┌────────
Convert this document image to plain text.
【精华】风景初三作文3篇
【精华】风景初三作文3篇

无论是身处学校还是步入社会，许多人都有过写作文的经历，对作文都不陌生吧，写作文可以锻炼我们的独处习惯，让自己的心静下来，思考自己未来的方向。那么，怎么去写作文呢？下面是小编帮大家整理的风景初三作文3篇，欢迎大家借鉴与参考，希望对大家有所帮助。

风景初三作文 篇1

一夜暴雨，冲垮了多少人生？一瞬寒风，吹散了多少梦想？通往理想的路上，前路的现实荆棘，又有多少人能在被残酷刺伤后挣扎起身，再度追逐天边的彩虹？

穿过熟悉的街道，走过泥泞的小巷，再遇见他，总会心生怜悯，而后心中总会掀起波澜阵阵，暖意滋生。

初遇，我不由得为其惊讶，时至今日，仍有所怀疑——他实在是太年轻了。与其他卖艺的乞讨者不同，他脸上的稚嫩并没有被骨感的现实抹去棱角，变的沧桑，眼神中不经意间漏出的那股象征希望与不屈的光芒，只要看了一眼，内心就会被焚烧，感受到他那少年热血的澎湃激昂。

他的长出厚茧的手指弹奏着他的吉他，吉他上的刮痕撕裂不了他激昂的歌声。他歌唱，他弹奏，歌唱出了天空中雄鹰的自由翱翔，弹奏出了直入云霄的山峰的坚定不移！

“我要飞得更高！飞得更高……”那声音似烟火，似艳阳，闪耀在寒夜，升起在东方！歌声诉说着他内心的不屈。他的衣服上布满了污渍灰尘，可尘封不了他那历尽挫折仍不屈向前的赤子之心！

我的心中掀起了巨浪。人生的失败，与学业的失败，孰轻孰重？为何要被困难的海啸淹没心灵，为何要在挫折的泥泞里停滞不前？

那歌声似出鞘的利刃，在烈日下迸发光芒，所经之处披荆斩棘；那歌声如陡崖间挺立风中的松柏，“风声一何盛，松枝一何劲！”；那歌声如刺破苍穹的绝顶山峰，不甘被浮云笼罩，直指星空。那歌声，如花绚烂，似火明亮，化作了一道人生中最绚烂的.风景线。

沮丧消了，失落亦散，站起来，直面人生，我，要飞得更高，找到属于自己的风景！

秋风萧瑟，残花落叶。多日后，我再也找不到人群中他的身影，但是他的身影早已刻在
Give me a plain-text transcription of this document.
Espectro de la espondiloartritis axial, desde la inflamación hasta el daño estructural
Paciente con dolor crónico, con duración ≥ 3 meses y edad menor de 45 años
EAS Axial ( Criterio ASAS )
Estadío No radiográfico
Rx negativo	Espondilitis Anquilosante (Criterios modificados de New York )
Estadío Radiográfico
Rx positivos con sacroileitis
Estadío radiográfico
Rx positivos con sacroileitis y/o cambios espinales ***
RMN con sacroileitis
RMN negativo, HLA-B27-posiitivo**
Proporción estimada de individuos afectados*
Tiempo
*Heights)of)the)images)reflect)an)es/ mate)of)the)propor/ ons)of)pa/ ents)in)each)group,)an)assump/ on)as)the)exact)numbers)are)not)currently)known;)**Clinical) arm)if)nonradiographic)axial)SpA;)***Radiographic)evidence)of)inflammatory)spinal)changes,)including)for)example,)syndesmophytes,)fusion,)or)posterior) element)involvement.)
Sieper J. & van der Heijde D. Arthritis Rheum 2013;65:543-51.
└────────
### Task details
Repeat the data in its entirety, character for character.

### Written answer
Convert this document image to plain text.
【精华】风景初三作文3篇
【精华】风景初三作文3篇

无论是身处学校还是步入社会，许多人都有过写作文的经历，对作文都不陌生吧，写作文可以锻炼我们的独处习惯，让自己的心静下来，思考自己未来的方向。那么，怎么去写作文呢？下面是小编帮大家整理的风景初三作文3篇，欢迎大家借鉴与参考，希望对大家有所帮助。

风景初三作文 篇1

一夜暴雨，冲垮了多少人生？一瞬寒风，吹散了多少梦想？通往理想的路上，前路的现实荆棘，又有多少人能在被残酷刺伤后挣扎起身，再度追逐天边的彩虹？

穿过熟悉的街道，走过泥泞的小巷，再遇见他，总会心生怜悯，而后心中总会掀起波澜阵阵，暖意滋生。

初遇，我不由得为其惊讶，时至今日，仍有所怀疑——他实在是太年轻了。与其他卖艺的乞讨者不同，他脸上的稚嫩并没有被骨感的现实抹去棱角，变的沧桑，眼神中不经意间漏出的那股象征希望与不屈的光芒，只要看了一眼，内心就会被焚烧，感受到他那少年热血的澎湃激昂。

他的长出厚茧的手指弹奏着他的吉他，吉他上的刮痕撕裂不了他激昂的歌声。他歌唱，他弹奏，歌唱出了天空中雄鹰的自由翱翔，弹奏出了直入云霄的山峰的坚定不移！

“我要飞得更高！飞得更高……”那声音似烟火，似艳阳，闪耀在寒夜，升起在东方！歌声诉说着他内心的不屈。他的衣服上布满了污渍灰尘，可尘封不了他那历尽挫折仍不屈向前的赤子之心！

我的心中掀起了巨浪。人生的失败，与学业的失败，孰轻孰重？为何要被困难的海啸淹没心灵，为何要在挫折的泥泞里停滞不前？

那歌声似出鞘的利刃，在烈日下迸发光芒，所经之处披荆斩棘；那歌声如陡崖间挺立风中的松柏，“风声一何盛，松枝一何劲！”；那歌声如刺破苍穹的绝顶山峰，不甘被浮云笼罩，直指星空。那歌声，如花绚烂，似火明亮，化作了一道人生中最绚烂的.风景线。

沮丧消了，失落亦散，站起来，直面人生，我，要飞得更高，找到属于自己的风景！

秋风萧瑟，残花落叶。多日后，我再也找不到人群中他的身影，但是他的身影早已刻在
Give me a plain-text transcription of this document.
Espectro de la espondiloartritis axial, desde la inflamación hasta el daño estructural
Paciente con dolor crónico, con duración ≥ 3 meses y edad menor de 45 años
EAS Axial ( Criterio ASAS )
Estadío No radiográfico
Rx negativo	Espondilitis Anquilosante (Criterios modificados de New York )
Estadío Radiográfico
Rx positivos con sacroileitis
Estadío radiográfico
Rx positivos con sacroileitis y/o cambios espinales ***
RMN con sacroileitis
RMN negativo, HLA-B27-posiitivo**
Proporción estimada de individuos afectados*
Tiempo
*Heights)of)the)images)reflect)an)es/ mate)of)the)propor/ ons)of)pa/ ents)in)each)group,)an)assump/ on)as)the)exact)numbers)are)not)currently)known;)**Clinical) arm)if)nonradiographic)axial)SpA;)***Radiographic)evidence)of)inflammatory)spinal)changes,)including)for)example,)syndesmophytes,)fusion,)or)posterior) element)involvement.)
Sieper J. & van der Heijde D. Arthritis Rheum 2013;65:543-51.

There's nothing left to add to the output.